(Items from a figure collection)
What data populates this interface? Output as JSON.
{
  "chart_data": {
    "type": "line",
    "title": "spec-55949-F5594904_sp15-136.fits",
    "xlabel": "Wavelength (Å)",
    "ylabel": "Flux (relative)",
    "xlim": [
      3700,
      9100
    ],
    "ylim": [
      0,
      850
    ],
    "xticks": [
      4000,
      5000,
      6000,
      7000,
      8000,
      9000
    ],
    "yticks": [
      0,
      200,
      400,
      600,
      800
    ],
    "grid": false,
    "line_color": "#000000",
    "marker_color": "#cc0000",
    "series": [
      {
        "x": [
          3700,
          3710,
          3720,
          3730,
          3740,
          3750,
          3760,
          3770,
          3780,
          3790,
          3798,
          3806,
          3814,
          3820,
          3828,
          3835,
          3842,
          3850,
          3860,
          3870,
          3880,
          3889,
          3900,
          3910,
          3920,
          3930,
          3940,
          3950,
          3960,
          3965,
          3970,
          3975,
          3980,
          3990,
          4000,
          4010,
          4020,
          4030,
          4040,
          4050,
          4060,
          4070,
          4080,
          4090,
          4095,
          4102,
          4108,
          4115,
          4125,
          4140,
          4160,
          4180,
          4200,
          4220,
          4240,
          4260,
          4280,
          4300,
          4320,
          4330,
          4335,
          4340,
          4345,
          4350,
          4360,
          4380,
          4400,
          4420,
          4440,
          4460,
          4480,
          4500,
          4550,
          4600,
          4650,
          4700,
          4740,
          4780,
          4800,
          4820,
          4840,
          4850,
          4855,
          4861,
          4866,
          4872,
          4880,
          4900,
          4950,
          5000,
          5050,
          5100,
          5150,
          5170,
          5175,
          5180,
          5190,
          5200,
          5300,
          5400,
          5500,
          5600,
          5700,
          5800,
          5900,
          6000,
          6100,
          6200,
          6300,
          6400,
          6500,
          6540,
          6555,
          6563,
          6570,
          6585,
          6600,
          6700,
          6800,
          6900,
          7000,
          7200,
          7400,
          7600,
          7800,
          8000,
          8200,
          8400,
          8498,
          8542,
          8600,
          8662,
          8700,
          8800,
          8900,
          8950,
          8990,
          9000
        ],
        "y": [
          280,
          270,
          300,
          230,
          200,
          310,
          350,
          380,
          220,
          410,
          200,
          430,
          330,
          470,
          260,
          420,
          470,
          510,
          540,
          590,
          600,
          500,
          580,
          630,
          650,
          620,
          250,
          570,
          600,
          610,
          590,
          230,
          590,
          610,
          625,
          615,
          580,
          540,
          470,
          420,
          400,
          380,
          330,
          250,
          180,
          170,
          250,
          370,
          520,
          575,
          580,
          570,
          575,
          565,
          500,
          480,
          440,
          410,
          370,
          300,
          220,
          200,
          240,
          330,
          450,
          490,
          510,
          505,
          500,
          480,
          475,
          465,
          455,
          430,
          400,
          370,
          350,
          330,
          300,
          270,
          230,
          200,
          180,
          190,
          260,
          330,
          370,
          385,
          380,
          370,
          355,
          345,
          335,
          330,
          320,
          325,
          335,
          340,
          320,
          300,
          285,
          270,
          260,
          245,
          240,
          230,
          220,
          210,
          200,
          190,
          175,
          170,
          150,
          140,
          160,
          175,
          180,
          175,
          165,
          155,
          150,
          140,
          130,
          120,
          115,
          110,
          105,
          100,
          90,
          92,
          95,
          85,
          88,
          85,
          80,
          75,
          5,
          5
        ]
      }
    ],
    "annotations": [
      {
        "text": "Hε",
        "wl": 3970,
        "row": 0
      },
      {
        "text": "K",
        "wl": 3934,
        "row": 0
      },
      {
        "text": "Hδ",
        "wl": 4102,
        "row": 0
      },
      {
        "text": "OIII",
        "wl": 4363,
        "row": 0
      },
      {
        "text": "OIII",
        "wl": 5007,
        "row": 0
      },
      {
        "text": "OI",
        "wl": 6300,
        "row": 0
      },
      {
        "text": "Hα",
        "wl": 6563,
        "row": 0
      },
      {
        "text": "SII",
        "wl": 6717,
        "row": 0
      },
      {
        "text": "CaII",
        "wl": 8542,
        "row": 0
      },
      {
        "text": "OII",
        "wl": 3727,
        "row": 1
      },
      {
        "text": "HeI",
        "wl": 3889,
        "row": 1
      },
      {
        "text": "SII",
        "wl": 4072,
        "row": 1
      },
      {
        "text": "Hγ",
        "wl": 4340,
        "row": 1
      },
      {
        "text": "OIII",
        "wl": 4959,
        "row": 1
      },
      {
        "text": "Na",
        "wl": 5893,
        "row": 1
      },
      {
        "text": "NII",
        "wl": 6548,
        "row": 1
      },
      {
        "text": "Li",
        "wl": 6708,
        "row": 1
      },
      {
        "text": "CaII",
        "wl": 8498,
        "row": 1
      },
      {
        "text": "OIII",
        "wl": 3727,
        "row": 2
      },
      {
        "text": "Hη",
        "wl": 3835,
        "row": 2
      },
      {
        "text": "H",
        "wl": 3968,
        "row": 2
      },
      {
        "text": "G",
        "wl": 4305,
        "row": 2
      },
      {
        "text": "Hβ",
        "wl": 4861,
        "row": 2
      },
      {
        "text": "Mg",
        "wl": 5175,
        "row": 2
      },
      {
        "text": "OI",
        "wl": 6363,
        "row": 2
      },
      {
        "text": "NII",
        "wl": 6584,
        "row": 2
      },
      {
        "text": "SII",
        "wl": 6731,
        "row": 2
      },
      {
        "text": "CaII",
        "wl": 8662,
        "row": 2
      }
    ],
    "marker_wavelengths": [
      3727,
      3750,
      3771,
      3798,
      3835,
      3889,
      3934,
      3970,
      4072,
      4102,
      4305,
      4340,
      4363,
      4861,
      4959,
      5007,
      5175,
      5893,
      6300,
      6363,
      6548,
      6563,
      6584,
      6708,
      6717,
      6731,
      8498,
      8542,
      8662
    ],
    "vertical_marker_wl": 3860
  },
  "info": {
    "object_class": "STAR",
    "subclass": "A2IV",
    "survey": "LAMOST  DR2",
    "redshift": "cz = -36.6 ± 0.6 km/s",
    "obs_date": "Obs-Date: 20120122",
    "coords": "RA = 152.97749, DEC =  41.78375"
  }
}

◆ **Exercise prompt**
Please reproduce each record precisely as written.

◆ **In response**
What data populates this interface? Output as JSON.
{
  "chart_data": {
    "type": "line",
    "title": "spec-55949-F5594904_sp15-136.fits",
    "xlabel": "Wavelength (Å)",
    "ylabel": "Flux (relative)",
    "xlim": [
      3700,
      9100
    ],
    "ylim": [
      0,
      850
    ],
    "xticks": [
      4000,
      5000,
      6000,
      7000,
      8000,
      9000
    ],
    "yticks": [
      0,
      200,
      400,
      600,
      800
    ],
    "grid": false,
    "line_color": "#000000",
    "marker_color": "#cc0000",
    "series": [
      {
        "x": [
          3700,
          3710,
          3720,
          3730,
          3740,
          3750,
          3760,
          3770,
          3780,
          3790,
          3798,
          3806,
          3814,
          3820,
          3828,
          3835,
          3842,
          3850,
          3860,
          3870,
          3880,
          3889,
          3900,
          3910,
          3920,
          3930,
          3940,
          3950,
          3960,
          3965,
          3970,
          3975,
          3980,
          3990,
          4000,
          4010,
          4020,
          4030,
          4040,
          4050,
          4060,
          4070,
          4080,
          4090,
          4095,
          4102,
          4108,
          4115,
          4125,
          4140,
          4160,
          4180,
          4200,
          4220,
          4240,
          4260,
          4280,
          4300,
          4320,
          4330,
          4335,
          4340,
          4345,
          4350,
          4360,
          4380,
          4400,
          4420,
          4440,
          4460,
          4480,
          4500,
          4550,
          4600,
          4650,
          4700,
          4740,
          4780,
          4800,
          4820,
          4840,
          4850,
          4855,
          4861,
          4866,
          4872,
          4880,
          4900,
          4950,
          5000,
          5050,
          5100,
          5150,
          5170,
          5175,
          5180,
          5190,
          5200,
          5300,
          5400,
          5500,
          5600,
          5700,
          5800,
          5900,
          6000,
          6100,
          6200,
          6300,
          6400,
          6500,
          6540,
          6555,
          6563,
          6570,
          6585,
          6600,
          6700,
          6800,
          6900,
          7000,
          7200,
          7400,
          7600,
          7800,
          8000,
          8200,
          8400,
          8498,
          8542,
          8600,
          8662,
          8700,
          8800,
          8900,
          8950,
          8990,
          9000
        ],
        "y": [
          280,
          270,
          300,
          230,
          200,
          310,
          350,
          380,
          220,
          410,
          200,
          430,
          330,
          470,
          260,
          420,
          470,
          510,
          540,
          590,
          600,
          500,
          580,
          630,
          650,
          620,
          250,
          570,
          600,
          610,
          590,
          230,
          590,
          610,
          625,
          615,
          580,
          540,
          470,
          420,
          400,
          380,
          330,
          250,
          180,
          170,
          250,
          370,
          520,
          575,
          580,
          570,
          575,
          565,
          500,
          480,
          440,
          410,
          370,
          300,
          220,
          200,
          240,
          330,
          450,
          490,
          510,
          505,
          500,
          480,
          475,
          465,
          455,
          430,
          400,
          370,
          350,
          330,
          300,
          270,
          230,
          200,
          180,
          190,
          260,
          330,
          370,
          385,
          380,
          370,
          355,
          345,
          335,
          330,
          320,
          325,
          335,
          340,
          320,
          300,
          285,
          270,
          260,
          245,
          240,
          230,
          220,
          210,
          200,
          190,
          175,
          170,
          150,
          140,
          160,
          175,
          180,
          175,
          165,
          155,
          150,
          140,
          130,
          120,
          115,
          110,
          105,
          100,
          90,
          92,
          95,
          85,
          88,
          85,
          80,
          75,
          5,
          5
        ]
      }
    ],
    "annotations": [
      {
        "text": "Hε",
        "wl": 3970,
        "row": 0
      },
      {
        "text": "K",
        "wl": 3934,
        "row": 0
      },
      {
        "text": "Hδ",
        "wl": 4102,
        "row": 0
      },
      {
        "text": "OIII",
        "wl": 4363,
        "row": 0
      },
      {
        "text": "OIII",
        "wl": 5007,
        "row": 0
      },
      {
        "text": "OI",
        "wl": 6300,
        "row": 0
      },
      {
        "text": "Hα",
        "wl": 6563,
        "row": 0
      },
      {
        "text": "SII",
        "wl": 6717,
        "row": 0
      },
      {
        "text": "CaII",
        "wl": 8542,
        "row": 0
      },
      {
        "text": "OII",
        "wl": 3727,
        "row": 1
      },
      {
        "text": "HeI",
        "wl": 3889,
        "row": 1
      },
      {
        "text": "SII",
        "wl": 4072,
        "row": 1
      },
      {
        "text": "Hγ",
        "wl": 4340,
        "row": 1
      },
      {
        "text": "OIII",
        "wl": 4959,
        "row": 1
      },
      {
        "text": "Na",
        "wl": 5893,
        "row": 1
      },
      {
        "text": "NII",
        "wl": 6548,
        "row": 1
      },
      {
        "text": "Li",
        "wl": 6708,
        "row": 1
      },
      {
        "text": "CaII",
        "wl": 8498,
        "row": 1
      },
      {
        "text": "OIII",
        "wl": 3727,
        "row": 2
      },
      {
        "text": "Hη",
        "wl": 3835,
        "row": 2
      },
      {
        "text": "H",
        "wl": 3968,
        "row": 2
      },
      {
        "text": "G",
        "wl": 4305,
        "row": 2
      },
      {
        "text": "Hβ",
        "wl": 4861,
        "row": 2
      },
      {
        "text": "Mg",
        "wl": 5175,
        "row": 2
      },
      {
        "text": "OI",
        "wl": 6363,
        "row": 2
      },
      {
        "text": "NII",
        "wl": 6584,
        "row": 2
      },
      {
        "text": "SII",
        "wl": 6731,
        "row": 2
      },
      {
        "text": "CaII",
        "wl": 8662,
        "row": 2
      }
    ],
    "marker_wavelengths": [
      3727,
      3750,
      3771,
      3798,
      3835,
      3889,
      3934,
      3970,
      4072,
      4102,
      4305,
      4340,
      4363,
      4861,
      4959,
      5007,
      5175,
      5893,
      6300,
      6363,
      6548,
      6563,
      6584,
      6708,
      6717,
      6731,
      8498,
      8542,
      8662
    ],
    "vertical_marker_wl": 3860
  },
  "info": {
    "object_class": "STAR",
    "subclass": "A2IV",
    "survey": "LAMOST  DR2",
    "redshift": "cz = -36.6 ± 0.6 km/s",
    "obs_date": "Obs-Date: 20120122",
    "coords": "RA = 152.97749, DEC =  41.78375"
  }
}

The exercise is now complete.